◆ Directions: Repeat the listing in full, preserving every character.

◆ Record excerpts:

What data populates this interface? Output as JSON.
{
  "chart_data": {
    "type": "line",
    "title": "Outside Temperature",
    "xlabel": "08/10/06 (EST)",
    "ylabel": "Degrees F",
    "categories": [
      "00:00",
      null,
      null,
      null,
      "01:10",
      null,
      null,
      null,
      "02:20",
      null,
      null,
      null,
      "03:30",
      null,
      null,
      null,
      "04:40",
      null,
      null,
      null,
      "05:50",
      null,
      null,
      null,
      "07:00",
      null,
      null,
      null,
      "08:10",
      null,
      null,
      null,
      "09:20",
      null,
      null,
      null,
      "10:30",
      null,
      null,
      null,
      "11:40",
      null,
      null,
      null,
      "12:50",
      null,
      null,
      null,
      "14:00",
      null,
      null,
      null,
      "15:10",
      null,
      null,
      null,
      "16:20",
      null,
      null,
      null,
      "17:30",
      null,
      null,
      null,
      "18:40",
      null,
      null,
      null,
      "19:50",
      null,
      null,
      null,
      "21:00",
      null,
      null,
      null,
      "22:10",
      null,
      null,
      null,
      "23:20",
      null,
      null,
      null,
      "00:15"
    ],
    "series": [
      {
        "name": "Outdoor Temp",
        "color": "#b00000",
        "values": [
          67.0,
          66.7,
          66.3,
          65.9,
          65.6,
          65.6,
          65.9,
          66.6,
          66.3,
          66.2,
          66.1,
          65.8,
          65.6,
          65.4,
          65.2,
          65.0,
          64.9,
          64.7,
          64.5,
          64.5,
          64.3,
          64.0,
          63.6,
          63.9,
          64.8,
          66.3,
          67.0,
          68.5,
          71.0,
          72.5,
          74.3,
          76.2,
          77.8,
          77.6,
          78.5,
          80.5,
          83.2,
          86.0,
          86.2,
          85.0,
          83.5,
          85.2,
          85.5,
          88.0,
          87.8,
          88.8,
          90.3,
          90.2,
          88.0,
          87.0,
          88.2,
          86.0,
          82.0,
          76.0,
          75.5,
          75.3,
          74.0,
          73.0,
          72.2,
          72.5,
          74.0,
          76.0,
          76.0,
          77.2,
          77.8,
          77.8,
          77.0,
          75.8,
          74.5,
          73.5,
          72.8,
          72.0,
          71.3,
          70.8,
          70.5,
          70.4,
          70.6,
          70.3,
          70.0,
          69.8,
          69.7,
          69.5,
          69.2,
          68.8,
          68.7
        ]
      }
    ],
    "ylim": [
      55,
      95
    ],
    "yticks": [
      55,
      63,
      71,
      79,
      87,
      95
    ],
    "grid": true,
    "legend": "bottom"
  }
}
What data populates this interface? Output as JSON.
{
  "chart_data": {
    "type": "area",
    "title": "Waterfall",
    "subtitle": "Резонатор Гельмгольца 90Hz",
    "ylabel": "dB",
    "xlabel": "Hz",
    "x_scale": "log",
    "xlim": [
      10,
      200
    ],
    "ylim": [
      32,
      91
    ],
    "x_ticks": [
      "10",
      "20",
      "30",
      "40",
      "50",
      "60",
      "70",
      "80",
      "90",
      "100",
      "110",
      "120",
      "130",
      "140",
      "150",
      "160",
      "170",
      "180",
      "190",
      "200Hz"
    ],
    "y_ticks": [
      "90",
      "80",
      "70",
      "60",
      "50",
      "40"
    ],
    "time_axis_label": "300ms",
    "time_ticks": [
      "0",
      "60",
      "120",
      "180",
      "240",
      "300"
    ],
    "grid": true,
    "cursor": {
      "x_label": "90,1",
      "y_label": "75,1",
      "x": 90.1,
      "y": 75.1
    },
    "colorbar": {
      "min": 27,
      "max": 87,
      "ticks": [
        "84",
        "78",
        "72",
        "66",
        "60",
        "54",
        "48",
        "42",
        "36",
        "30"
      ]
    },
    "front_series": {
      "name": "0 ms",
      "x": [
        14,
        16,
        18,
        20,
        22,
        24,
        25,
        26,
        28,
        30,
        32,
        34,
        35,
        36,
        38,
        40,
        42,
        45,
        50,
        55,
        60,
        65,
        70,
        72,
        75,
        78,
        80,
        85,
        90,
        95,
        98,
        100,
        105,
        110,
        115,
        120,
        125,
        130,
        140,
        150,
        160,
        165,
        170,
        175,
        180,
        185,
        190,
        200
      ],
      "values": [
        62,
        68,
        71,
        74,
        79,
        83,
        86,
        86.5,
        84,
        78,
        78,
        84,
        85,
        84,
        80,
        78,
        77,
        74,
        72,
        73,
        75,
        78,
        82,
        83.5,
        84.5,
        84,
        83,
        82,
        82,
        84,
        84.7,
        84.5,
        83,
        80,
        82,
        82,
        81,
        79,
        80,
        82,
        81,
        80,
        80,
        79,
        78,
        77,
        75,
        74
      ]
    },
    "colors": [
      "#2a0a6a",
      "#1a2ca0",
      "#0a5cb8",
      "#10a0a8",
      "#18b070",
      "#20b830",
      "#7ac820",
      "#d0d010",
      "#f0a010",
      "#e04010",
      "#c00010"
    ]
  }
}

◆ Answer to the exercise:
What data populates this interface? Output as JSON.
{
  "chart_data": {
    "type": "line",
    "title": "Outside Temperature",
    "xlabel": "08/10/06 (EST)",
    "ylabel": "Degrees F",
    "categories": [
      "00:00",
      null,
      null,
      null,
      "01:10",
      null,
      null,
      null,
      "02:20",
      null,
      null,
      null,
      "03:30",
      null,
      null,
      null,
      "04:40",
      null,
      null,
      null,
      "05:50",
      null,
      null,
      null,
      "07:00",
      null,
      null,
      null,
      "08:10",
      null,
      null,
      null,
      "09:20",
      null,
      null,
      null,
      "10:30",
      null,
      null,
      null,
      "11:40",
      null,
      null,
      null,
      "12:50",
      null,
      null,
      null,
      "14:00",
      null,
      null,
      null,
      "15:10",
      null,
      null,
      null,
      "16:20",
      null,
      null,
      null,
      "17:30",
      null,
      null,
      null,
      "18:40",
      null,
      null,
      null,
      "19:50",
      null,
      null,
      null,
      "21:00",
      null,
      null,
      null,
      "22:10",
      null,
      null,
      null,
      "23:20",
      null,
      null,
      null,
      "00:15"
    ],
    "series": [
      {
        "name": "Outdoor Temp",
        "color": "#b00000",
        "values": [
          67.0,
          66.7,
          66.3,
          65.9,
          65.6,
          65.6,
          65.9,
          66.6,
          66.3,
          66.2,
          66.1,
          65.8,
          65.6,
          65.4,
          65.2,
          65.0,
          64.9,
          64.7,
          64.5,
          64.5,
          64.3,
          64.0,
          63.6,
          63.9,
          64.8,
          66.3,
          67.0,
          68.5,
          71.0,
          72.5,
          74.3,
          76.2,
          77.8,
          77.6,
          78.5,
          80.5,
          83.2,
          86.0,
          86.2,
          85.0,
          83.5,
          85.2,
          85.5,
          88.0,
          87.8,
          88.8,
          90.3,
          90.2,
          88.0,
          87.0,
          88.2,
          86.0,
          82.0,
          76.0,
          75.5,
          75.3,
          74.0,
          73.0,
          72.2,
          72.5,
          74.0,
          76.0,
          76.0,
          77.2,
          77.8,
          77.8,
          77.0,
          75.8,
          74.5,
          73.5,
          72.8,
          72.0,
          71.3,
          70.8,
          70.5,
          70.4,
          70.6,
          70.3,
          70.0,
          69.8,
          69.7,
          69.5,
          69.2,
          68.8,
          68.7
        ]
      }
    ],
    "ylim": [
      55,
      95
    ],
    "yticks": [
      55,
      63,
      71,
      79,
      87,
      95
    ],
    "grid": true,
    "legend": "bottom"
  }
}
What data populates this interface? Output as JSON.
{
  "chart_data": {
    "type": "area",
    "title": "Waterfall",
    "subtitle": "Резонатор Гельмгольца 90Hz",
    "ylabel": "dB",
    "xlabel": "Hz",
    "x_scale": "log",
    "xlim": [
      10,
      200
    ],
    "ylim": [
      32,
      91
    ],
    "x_ticks": [
      "10",
      "20",
      "30",
      "40",
      "50",
      "60",
      "70",
      "80",
      "90",
      "100",
      "110",
      "120",
      "130",
      "140",
      "150",
      "160",
      "170",
      "180",
      "190",
      "200Hz"
    ],
    "y_ticks": [
      "90",
      "80",
      "70",
      "60",
      "50",
      "40"
    ],
    "time_axis_label": "300ms",
    "time_ticks": [
      "0",
      "60",
      "120",
      "180",
      "240",
      "300"
    ],
    "grid": true,
    "cursor": {
      "x_label": "90,1",
      "y_label": "75,1",
      "x": 90.1,
      "y": 75.1
    },
    "colorbar": {
      "min": 27,
      "max": 87,
      "ticks": [
        "84",
        "78",
        "72",
        "66",
        "60",
        "54",
        "48",
        "42",
        "36",
        "30"
      ]
    },
    "front_series": {
      "name": "0 ms",
      "x": [
        14,
        16,
        18,
        20,
        22,
        24,
        25,
        26,
        28,
        30,
        32,
        34,
        35,
        36,
        38,
        40,
        42,
        45,
        50,
        55,
        60,
        65,
        70,
        72,
        75,
        78,
        80,
        85,
        90,
        95,
        98,
        100,
        105,
        110,
        115,
        120,
        125,
        130,
        140,
        150,
        160,
        165,
        170,
        175,
        180,
        185,
        190,
        200
      ],
      "values": [
        62,
        68,
        71,
        74,
        79,
        83,
        86,
        86.5,
        84,
        78,
        78,
        84,
        85,
        84,
        80,
        78,
        77,
        74,
        72,
        73,
        75,
        78,
        82,
        83.5,
        84.5,
        84,
        83,
        82,
        82,
        84,
        84.7,
        84.5,
        83,
        80,
        82,
        82,
        81,
        79,
        80,
        82,
        81,
        80,
        80,
        79,
        78,
        77,
        75,
        74
      ]
    },
    "colors": [
      "#2a0a6a",
      "#1a2ca0",
      "#0a5cb8",
      "#10a0a8",
      "#18b070",
      "#20b830",
      "#7ac820",
      "#d0d010",
      "#f0a010",
      "#e04010",
      "#c00010"
    ]
  }
}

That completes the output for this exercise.